◆ **SELECTED EXTRACT**
Have you ever heard of the six-month rule? It says that if you haven’t used a piece of clothing for at least six months, you should consider throwing it out. But what if it’s not even torn or damaged, and it’s a shame to throw away? Well then, it’s the perfect chance for some fashion DIY. Believe it or not, items from your condo garden and pantry can actually help breathe new life into your wardrobe.
Most people don’t know that it’s possible to extract natural dyes from common items, and you don’t even need to be at the level of Martha Stewart. All you need is some time, a little effort, and basic household tools and materials.
How Dyeing Can Be a Lifesaver
Now you may already be wondering whether the project would actually be worth doing. Well, think about all the benefits. If you don’t buy new clothes, you can save valuable condo space, as well as hundreds or thousands of pesos that you’d typically spend on a new wardrobe. And considering all the unethical practices associated with fast fashion, which have severe effects on human rights and the environment, you probably don’t want to spend too much money supporting the industry. By using natural dyes, you save space, save money, and help save the planet. What’s not to love?
Solo Project or Team Effort?
Condo living in the Philippines isn’t just for young adults on their own; it’s also for new couples and families. So this natural dye project could be a solo effort or a good chance for two or more people to bond. If you have kids who’d like to join in the fun, consider getting protective eyewear for them as well, and make sure they know how to be careful around hot areas and sharp objects; though of course, they should be supervised during the process.
Prep Your Equipment
Before you start, gather some basic necessities. For the dye preparation, you need gloves, an apron, kitchen knives (in case you have to chop anything), clean water, lots of pots and pans, a strainer, and a working stove. You’ll also need different ingredients depending on the color of dye you want to use. To keep the work area clean, consider laying down plastic sheets to catch any spills that might stain your floor or carpets.
For the fabric-dyeing process, gather some large containers (large enough to accommodate the clothes you want to dye), a strainer, water, tongs, rubber bands, salt, and vinegar; squirt bottles and chalk may also be necessary for more intricate patterns.
The Fabric Factors to Consider
Not all fabrics work equally well with natural dyes. The best materials to work with are muslin, silk, cotton, and wool. White or light-colored fabrics are also best so that the colors can really show.
Experiment with different ways of twisting, folding, and tying to get different results. If you want to create a target pattern, first determine where you want the center point to be, then pinch the fabric at that point; lift it up, keeping the point at the top, then fasten rubber bands down the length of the fabric in one- to two-inch intervals. Each rubber band corresponds to a circle, so you can stop when you’re satisfied with the number of circles you’ve prepared. If you want diagonal stripes, fold the fabric diagonally like an accordion every one to two inches, then secure it with rubber bands.
You can also try drawing on the clothes with chalk; the chalk outline you draw should show up as either white or lighter-colored compared to the rest of the fabric after soaking.

◆ **WHAT TO WORK ON**
Pick up the text on dyeing clothes with natural dyes after its last sentence and continue writing it. The listing has no role in this work.

◆ **ENTRIES SHOWN**
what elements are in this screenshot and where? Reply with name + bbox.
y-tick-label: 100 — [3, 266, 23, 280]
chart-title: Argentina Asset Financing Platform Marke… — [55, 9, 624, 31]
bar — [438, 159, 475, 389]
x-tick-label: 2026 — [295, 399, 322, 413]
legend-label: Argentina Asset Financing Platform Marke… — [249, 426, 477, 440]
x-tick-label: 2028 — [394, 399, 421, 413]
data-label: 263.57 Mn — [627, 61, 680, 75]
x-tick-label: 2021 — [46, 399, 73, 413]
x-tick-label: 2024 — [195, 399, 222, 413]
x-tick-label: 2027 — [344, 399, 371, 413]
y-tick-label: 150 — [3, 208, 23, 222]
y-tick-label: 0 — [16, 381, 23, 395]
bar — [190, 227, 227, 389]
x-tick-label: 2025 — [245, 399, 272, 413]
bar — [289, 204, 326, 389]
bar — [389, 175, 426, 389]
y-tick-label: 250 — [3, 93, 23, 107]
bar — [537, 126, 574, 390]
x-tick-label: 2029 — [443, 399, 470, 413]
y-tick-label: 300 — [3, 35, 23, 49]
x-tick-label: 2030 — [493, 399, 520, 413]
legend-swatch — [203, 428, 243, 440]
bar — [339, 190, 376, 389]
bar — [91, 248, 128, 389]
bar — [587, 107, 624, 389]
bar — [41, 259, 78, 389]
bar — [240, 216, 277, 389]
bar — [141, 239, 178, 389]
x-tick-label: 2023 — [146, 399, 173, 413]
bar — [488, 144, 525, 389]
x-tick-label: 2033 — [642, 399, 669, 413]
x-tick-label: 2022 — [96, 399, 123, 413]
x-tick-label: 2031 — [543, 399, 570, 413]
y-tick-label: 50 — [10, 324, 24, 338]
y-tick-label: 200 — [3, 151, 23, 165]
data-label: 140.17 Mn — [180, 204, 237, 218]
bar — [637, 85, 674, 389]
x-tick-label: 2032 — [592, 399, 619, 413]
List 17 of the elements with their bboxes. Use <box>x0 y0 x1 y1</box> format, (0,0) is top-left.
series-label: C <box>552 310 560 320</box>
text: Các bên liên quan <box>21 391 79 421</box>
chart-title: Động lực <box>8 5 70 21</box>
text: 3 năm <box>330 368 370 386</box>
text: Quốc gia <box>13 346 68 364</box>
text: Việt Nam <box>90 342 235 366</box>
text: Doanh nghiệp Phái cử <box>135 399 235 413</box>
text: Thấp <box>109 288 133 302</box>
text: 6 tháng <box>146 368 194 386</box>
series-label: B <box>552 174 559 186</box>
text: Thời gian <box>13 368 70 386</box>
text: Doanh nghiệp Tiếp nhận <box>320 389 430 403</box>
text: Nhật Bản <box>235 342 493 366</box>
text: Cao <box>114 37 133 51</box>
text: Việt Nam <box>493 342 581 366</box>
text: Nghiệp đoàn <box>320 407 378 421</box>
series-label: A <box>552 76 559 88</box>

◆ **FINAL RESULT**
Colors from the Kitchen
Here’s the part where you get to feel like a mad scientist: preparing the dyes. Knowing how to create natural dyes from spices, fruits, and vegetables can open up countless fashion possibilities.
For shades of blue or violet, you need blueberries or blackberries. For purple or red, go for raspberries, beets or red cabbage. Avocado skins and seeds are good for light pink hues, while coffee grounds and tea bags will give you brown shades. Get green shades from sage or spinach; turmeric powder is useful for yellow. Generally, you’ll want to chop up the ingredient you’re using, and use two cups water for every one cup of ingredient; in the case of turmeric, use 1 to 2 tablespoons of spice for every 3 to 4 cups of water. Place each mixture in a separate pot and let them simmer for one hour. Once done, strain the mixture into a container or jar big enough to fit the fabric you want to soak.
If you have a garden of fruits and vegetables in your condo, you might find the ones you need there. You might even have them already in your kitchen, along with spices that are needed for certain colors. If you don’t have these, no worries: one of the main benefits of condo living is easy access to commercial areas like malls or supermarkets.
No “Fun Runs” in Fashion
The dyeing process will involve several rounds of rinsing. Unless you treat the fabrics with a mordant or fixative, the dyes will just run and you won’t get the result you want. If you’re planning to use a fruit-based dye, put your fabric in ¼ cup of salt diluted in 4 cups of water. For vegetable- or plant-based dyes, use one cup of vinegar and 4 cups of water. Of course, you have to scale the mixtures up or down, depending on the number of pots you use, which depends on the number and size of clothes you’re using. Leave them boiling for one hour, and then rinse the articles of clothing in cold water. At that point, you can go to the next step.
Transforming Your Threads
Finally, you’re at the magic moment — time to soak the clothes. You can soak more than one item per container, but make sure they’re all adequately submerged. A good target would be to have two inches of dye covering the tied up and scrunched up fabrics. Leave them for at least one hour, but for best results, it would be best to leave them overnight. At the end of the soak, rinse each item with clean water, repeating until you see no more color residue running from the item you’re rinsing. Let each item air dry separately before you start ironing them. With these new threads, you’ll be ready to take your condo living summer style game to another level.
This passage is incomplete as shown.